> **PROBLEM DESCRIPTION**
Every line in the records below with the string "function" is to be copied out.
(DATA TO EXAMINE)
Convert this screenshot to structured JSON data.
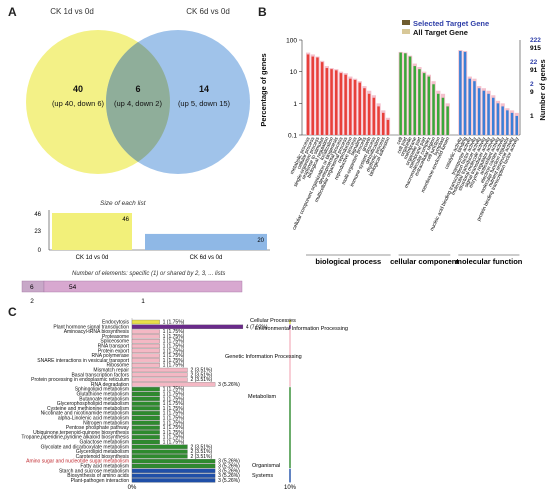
{
  "panel_labels": {
    "a": "A",
    "b": "B",
    "c": "C"
  },
  "colors": {
    "venn_left": "#f2f07a",
    "venn_right": "#8fb8e6",
    "go_bp": "#e8403a",
    "go_cc": "#3aa83a",
    "go_mf": "#3a7fd8",
    "go_bg": "#f4c0cc",
    "kegg_cellular": "#e8e04a",
    "kegg_env": "#6a2a8a",
    "kegg_gip": "#f4b8c4",
    "kegg_met": "#2e8a2e",
    "kegg_org": "#2e8a2e",
    "kegg_sys": "#1f4fa8"
  },
  "chart_data": [
    {
      "type": "venn",
      "sets": [
        {
          "name": "CK 1d vs 0d",
          "size": 46
        },
        {
          "name": "CK 6d vs 0d",
          "size": 20
        }
      ],
      "regions": [
        {
          "sets": [
            "CK 1d vs 0d"
          ],
          "count": "40",
          "detail": "(up 40, down 6)"
        },
        {
          "sets": [
            "CK 1d vs 0d",
            "CK 6d vs 0d"
          ],
          "count": "6",
          "detail": "(up 4, down 2)"
        },
        {
          "sets": [
            "CK 6d vs 0d"
          ],
          "count": "14",
          "detail": "(up 5, down 15)"
        }
      ],
      "size_title": "Size of each list",
      "size_ticks": [
        "46",
        "23",
        "0"
      ],
      "size_bars": [
        {
          "label": "CK 1d vs 0d",
          "value": 46,
          "value_label": "46"
        },
        {
          "label": "CK 6d vs 0d",
          "value": 20,
          "value_label": "20"
        }
      ],
      "shared_title": "Number of elements: specific (1) or shared by 2, 3, ... lists",
      "shared_bars": [
        {
          "value": 6,
          "value_label": "6",
          "bottom_label": "2"
        },
        {
          "value": 54,
          "value_label": "54",
          "bottom_label": "1"
        }
      ]
    },
    {
      "type": "bar",
      "legend": [
        {
          "name": "Selected Target Gene"
        },
        {
          "name": "All Target Gene"
        }
      ],
      "ylabel": "Percentage of genes",
      "y2label": "Number of genes",
      "yscale": "log",
      "ylim": [
        0.1,
        100
      ],
      "yticks": [
        "100",
        "10",
        "1",
        "0.1"
      ],
      "y2ticks_selected": [
        "222",
        "22",
        "2"
      ],
      "y2ticks_all": [
        "915",
        "91",
        "9",
        "1"
      ],
      "groups": [
        {
          "name": "biological process",
          "color_key": "go_bp",
          "categories": [
            "metabolic process",
            "cellular process",
            "single-organism process",
            "response to stimulus",
            "biological regulation",
            "localization",
            "cellular component organization or biogenesis",
            "developmental process",
            "multicellular organismal process",
            "reproduction",
            "reproductive process",
            "signaling",
            "multi-organism process",
            "growth",
            "immune system process",
            "detoxification",
            "rhythmic process",
            "biological adhesion"
          ],
          "selected": [
            35,
            30,
            28,
            20,
            13,
            12,
            11,
            9,
            8,
            6,
            5.5,
            4.5,
            3,
            2,
            1.5,
            0.8,
            0.5,
            0.3
          ],
          "all": [
            40,
            35,
            30,
            22,
            15,
            13,
            12,
            10,
            9,
            7,
            6,
            5,
            3.5,
            2.5,
            1.8,
            1,
            0.6,
            0.35
          ]
        },
        {
          "name": "cellular component",
          "color_key": "go_cc",
          "categories": [
            "cell",
            "cell part",
            "organelle",
            "membrane",
            "organelle part",
            "membrane part",
            "macromolecular complex",
            "extracellular region",
            "cell junction",
            "symplast",
            "membrane-enclosed lumen"
          ],
          "selected": [
            40,
            38,
            30,
            15,
            12,
            9,
            7,
            4,
            2,
            1.5,
            0.8
          ],
          "all": [
            42,
            40,
            32,
            18,
            14,
            10,
            8,
            5,
            2.5,
            2,
            1
          ]
        },
        {
          "name": "molecular function",
          "color_key": "go_mf",
          "categories": [
            "catalytic activity",
            "binding",
            "transporter activity",
            "nucleic acid binding transcription factor activity",
            "molecular transducer activity",
            "structural molecule activity",
            "signal transducer activity",
            "enzyme regulator activity",
            "antioxidant activity",
            "electron carrier activity",
            "molecular function regulator",
            "nutrient reservoir activity",
            "protein binding transcription factor activity"
          ],
          "selected": [
            45,
            42,
            6,
            5,
            3,
            2.5,
            2,
            1.5,
            1,
            0.8,
            0.6,
            0.5,
            0.4
          ],
          "all": [
            48,
            45,
            7,
            6,
            3.5,
            3,
            2.5,
            1.8,
            1.2,
            1,
            0.7,
            0.6,
            0.5
          ]
        }
      ]
    },
    {
      "type": "bar",
      "orientation": "horizontal",
      "xlabel_left": "0%",
      "xlabel_right": "10%",
      "categories": [
        "Endocytosis",
        "Plant hormone signal transduction",
        "Aminoacyl-tRNA biosynthesis",
        "Proteasome",
        "Spliceosome",
        "RNA transport",
        "Protein export",
        "RNA polymerase",
        "SNARE interactions in vesicular transport",
        "Ribosome",
        "Mismatch repair",
        "Basal transcription factors",
        "Protein processing in endoplasmic reticulum",
        "RNA degradation",
        "Sphingolipid metabolism",
        "Glutathione metabolism",
        "Butanoate metabolism",
        "Glycerophospholipid metabolism",
        "Cysteine and methionine metabolism",
        "Nicotinate and nicotinamide metabolism",
        "alpha-Linolenic acid metabolism",
        "Nitrogen metabolism",
        "Pentose phosphate pathway",
        "Ubiquinone,terpenoid-quinone biosynthesis",
        "Tropane,piperidine,pyridine alkaloid biosynthesis",
        "Galactose metabolism",
        "Glycolate and dicarboxylate metabolism",
        "Glycerolipid metabolism",
        "Carotenoid biosynthesis",
        "Amino sugar and nucleotide sugar metabolism",
        "Fatty acid metabolism",
        "Starch and sucrose metabolism",
        "Biosynthesis of amino acids",
        "Plant-pathogen interaction"
      ],
      "values": [
        1.75,
        7.02,
        1.75,
        1.75,
        1.75,
        1.75,
        1.75,
        1.75,
        1.75,
        1.75,
        3.51,
        3.51,
        3.51,
        5.26,
        1.75,
        1.75,
        1.75,
        1.75,
        1.75,
        1.75,
        1.75,
        1.75,
        1.75,
        1.75,
        1.75,
        1.75,
        3.51,
        3.51,
        3.51,
        5.26,
        5.26,
        5.26,
        5.26,
        5.26
      ],
      "value_labels": [
        "1 (1.75%)",
        "4 (7.02%)",
        "1 (1.75%)",
        "1 (1.75%)",
        "1 (1.75%)",
        "1 (1.75%)",
        "1 (1.75%)",
        "1 (1.75%)",
        "1 (1.75%)",
        "1 (1.75%)",
        "2 (3.51%)",
        "2 (3.51%)",
        "2 (3.51%)",
        "3 (5.26%)",
        "1 (1.75%)",
        "1 (1.75%)",
        "1 (1.75%)",
        "1 (1.75%)",
        "1 (1.75%)",
        "1 (1.75%)",
        "1 (1.75%)",
        "1 (1.75%)",
        "1 (1.75%)",
        "1 (1.75%)",
        "1 (1.75%)",
        "1 (1.75%)",
        "2 (3.51%)",
        "2 (3.51%)",
        "2 (3.51%)",
        "3 (5.26%)",
        "3 (5.26%)",
        "3 (5.26%)",
        "3 (5.26%)",
        "3 (5.26%)"
      ],
      "classes": [
        {
          "name": "Cellular Processes",
          "color_key": "kegg_cellular",
          "start": 0,
          "end": 0
        },
        {
          "name": "Environmental Information Processing",
          "color_key": "kegg_env",
          "start": 1,
          "end": 1
        },
        {
          "name": "Genetic Information Processing",
          "color_key": "kegg_gip",
          "start": 2,
          "end": 13
        },
        {
          "name": "Metabolism",
          "color_key": "kegg_met",
          "start": 14,
          "end": 30
        },
        {
          "name": "Organismal Systems",
          "color_key": "kegg_sys",
          "start": 31,
          "end": 33
        }
      ],
      "highlight_categories": [
        "Amino sugar and nucleotide sugar metabolism"
      ]
    }
  ]
}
(End DATA TO EXAMINE)
> **ANSWER BOX**
          "name": "molecular function",
            "molecular function regulator",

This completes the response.